Retype each line exactly. Skip images.

____________

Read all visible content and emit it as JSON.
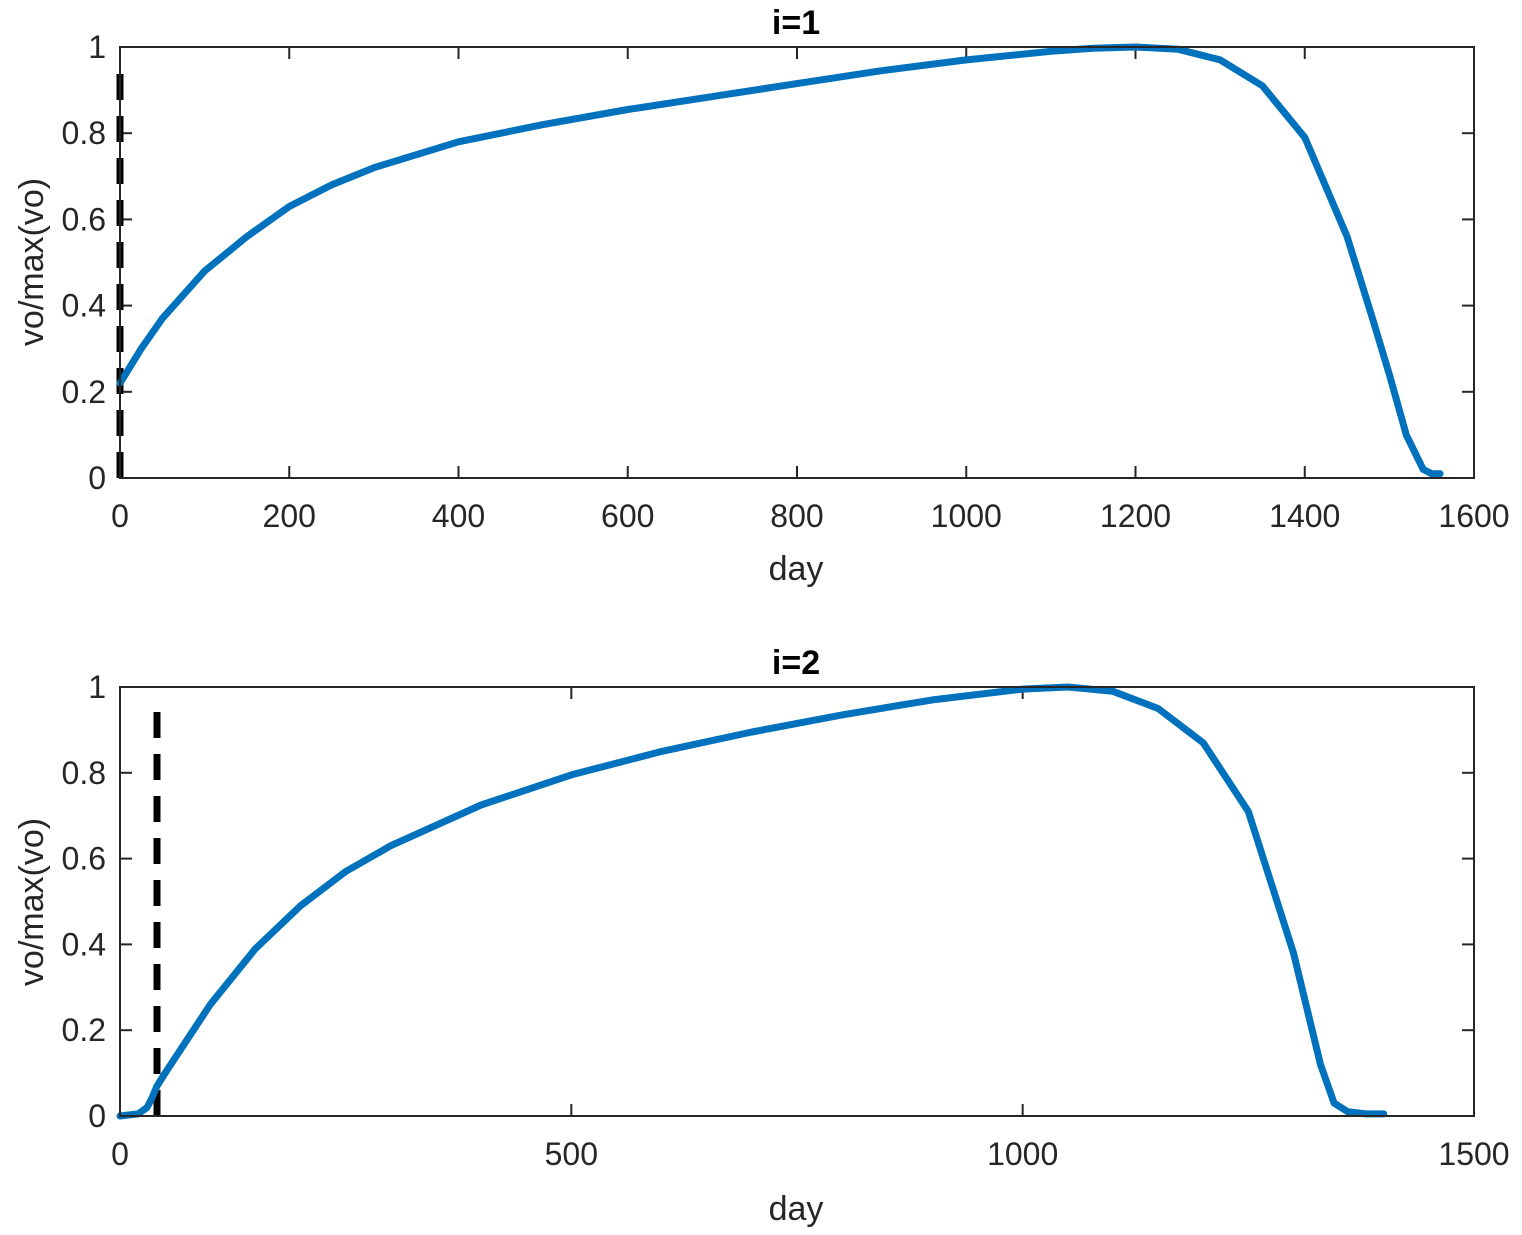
{
  "chart_data": [
    {
      "type": "line",
      "title": "i=1",
      "xlabel": "day",
      "ylabel": "vo/max(vo)",
      "xlim": [
        0,
        1600
      ],
      "ylim": [
        0,
        1
      ],
      "xticks": [
        0,
        200,
        400,
        600,
        800,
        1000,
        1200,
        1400,
        1600
      ],
      "yticks": [
        0,
        0.2,
        0.4,
        0.6,
        0.8,
        1
      ],
      "xtick_labels": [
        "0",
        "200",
        "400",
        "600",
        "800",
        "1000",
        "1200",
        "1400",
        "1600"
      ],
      "ytick_labels": [
        "0",
        "0.2",
        "0.4",
        "0.6",
        "0.8",
        "1"
      ],
      "grid": false,
      "series_color": "#0072BD",
      "marker_color": "#000000",
      "vertical_marker": {
        "x": 0,
        "y_range": [
          0,
          0.97
        ],
        "style": "dashed"
      },
      "series": [
        {
          "x": [
            0,
            25,
            50,
            100,
            150,
            200,
            250,
            300,
            400,
            500,
            600,
            700,
            800,
            900,
            1000,
            1100,
            1150,
            1200,
            1250,
            1300,
            1350,
            1400,
            1450,
            1480,
            1500,
            1520,
            1540,
            1550,
            1560
          ],
          "y": [
            0.22,
            0.3,
            0.37,
            0.48,
            0.56,
            0.63,
            0.68,
            0.72,
            0.78,
            0.82,
            0.855,
            0.885,
            0.915,
            0.945,
            0.97,
            0.99,
            0.997,
            1.0,
            0.995,
            0.97,
            0.91,
            0.79,
            0.56,
            0.37,
            0.24,
            0.1,
            0.02,
            0.01,
            0.01
          ]
        }
      ]
    },
    {
      "type": "line",
      "title": "i=2",
      "xlabel": "day",
      "ylabel": "vo/max(vo)",
      "xlim": [
        0,
        1500
      ],
      "ylim": [
        0,
        1
      ],
      "xticks": [
        0,
        500,
        1000,
        1500
      ],
      "yticks": [
        0,
        0.2,
        0.4,
        0.6,
        0.8,
        1
      ],
      "xtick_labels": [
        "0",
        "500",
        "1000",
        "1500"
      ],
      "ytick_labels": [
        "0",
        "0.2",
        "0.4",
        "0.6",
        "0.8",
        "1"
      ],
      "grid": false,
      "series_color": "#0072BD",
      "marker_color": "#000000",
      "vertical_marker": {
        "x": 41,
        "y_range": [
          0,
          0.97
        ],
        "style": "dashed"
      },
      "series": [
        {
          "x": [
            0,
            20,
            30,
            35,
            41,
            50,
            75,
            100,
            150,
            200,
            250,
            300,
            400,
            500,
            600,
            700,
            800,
            900,
            1000,
            1050,
            1100,
            1150,
            1200,
            1250,
            1300,
            1330,
            1345,
            1360,
            1380,
            1400
          ],
          "y": [
            0.0,
            0.005,
            0.02,
            0.04,
            0.07,
            0.1,
            0.18,
            0.26,
            0.39,
            0.49,
            0.57,
            0.63,
            0.725,
            0.795,
            0.85,
            0.895,
            0.935,
            0.97,
            0.995,
            1.0,
            0.99,
            0.95,
            0.87,
            0.71,
            0.38,
            0.12,
            0.03,
            0.01,
            0.005,
            0.005
          ]
        }
      ]
    }
  ]
}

____________

_EXPECTED ANSWER_:
Read all visible content and emit it as JSON.
{
  "chart_data": [
    {
      "type": "line",
      "title": "i=1",
      "xlabel": "day",
      "ylabel": "vo/max(vo)",
      "xlim": [
        0,
        1600
      ],
      "ylim": [
        0,
        1
      ],
      "xticks": [
        0,
        200,
        400,
        600,
        800,
        1000,
        1200,
        1400,
        1600
      ],
      "yticks": [
        0,
        0.2,
        0.4,
        0.6,
        0.8,
        1
      ],
      "xtick_labels": [
        "0",
        "200",
        "400",
        "600",
        "800",
        "1000",
        "1200",
        "1400",
        "1600"
      ],
      "ytick_labels": [
        "0",
        "0.2",
        "0.4",
        "0.6",
        "0.8",
        "1"
      ],
      "grid": false,
      "series_color": "#0072BD",
      "marker_color": "#000000",
      "vertical_marker": {
        "x": 0,
        "y_range": [
          0,
          0.97
        ],
        "style": "dashed"
      },
      "series": [
        {
          "x": [
            0,
            25,
            50,
            100,
            150,
            200,
            250,
            300,
            400,
            500,
            600,
            700,
            800,
            900,
            1000,
            1100,
            1150,
            1200,
            1250,
            1300,
            1350,
            1400,
            1450,
            1480,
            1500,
            1520,
            1540,
            1550,
            1560
          ],
          "y": [
            0.22,
            0.3,
            0.37,
            0.48,
            0.56,
            0.63,
            0.68,
            0.72,
            0.78,
            0.82,
            0.855,
            0.885,
            0.915,
            0.945,
            0.97,
            0.99,
            0.997,
            1.0,
            0.995,
            0.97,
            0.91,
            0.79,
            0.56,
            0.37,
            0.24,
            0.1,
            0.02,
            0.01,
            0.01
          ]
        }
      ]
    },
    {
      "type": "line",
      "title": "i=2",
      "xlabel": "day",
      "ylabel": "vo/max(vo)",
      "xlim": [
        0,
        1500
      ],
      "ylim": [
        0,
        1
      ],
      "xticks": [
        0,
        500,
        1000,
        1500
      ],
      "yticks": [
        0,
        0.2,
        0.4,
        0.6,
        0.8,
        1
      ],
      "xtick_labels": [
        "0",
        "500",
        "1000",
        "1500"
      ],
      "ytick_labels": [
        "0",
        "0.2",
        "0.4",
        "0.6",
        "0.8",
        "1"
      ],
      "grid": false,
      "series_color": "#0072BD",
      "marker_color": "#000000",
      "vertical_marker": {
        "x": 41,
        "y_range": [
          0,
          0.97
        ],
        "style": "dashed"
      },
      "series": [
        {
          "x": [
            0,
            20,
            30,
            35,
            41,
            50,
            75,
            100,
            150,
            200,
            250,
            300,
            400,
            500,
            600,
            700,
            800,
            900,
            1000,
            1050,
            1100,
            1150,
            1200,
            1250,
            1300,
            1330,
            1345,
            1360,
            1380,
            1400
          ],
          "y": [
            0.0,
            0.005,
            0.02,
            0.04,
            0.07,
            0.1,
            0.18,
            0.26,
            0.39,
            0.49,
            0.57,
            0.63,
            0.725,
            0.795,
            0.85,
            0.895,
            0.935,
            0.97,
            0.995,
            1.0,
            0.99,
            0.95,
            0.87,
            0.71,
            0.38,
            0.12,
            0.03,
            0.01,
            0.005,
            0.005
          ]
        }
      ]
    }
  ]
}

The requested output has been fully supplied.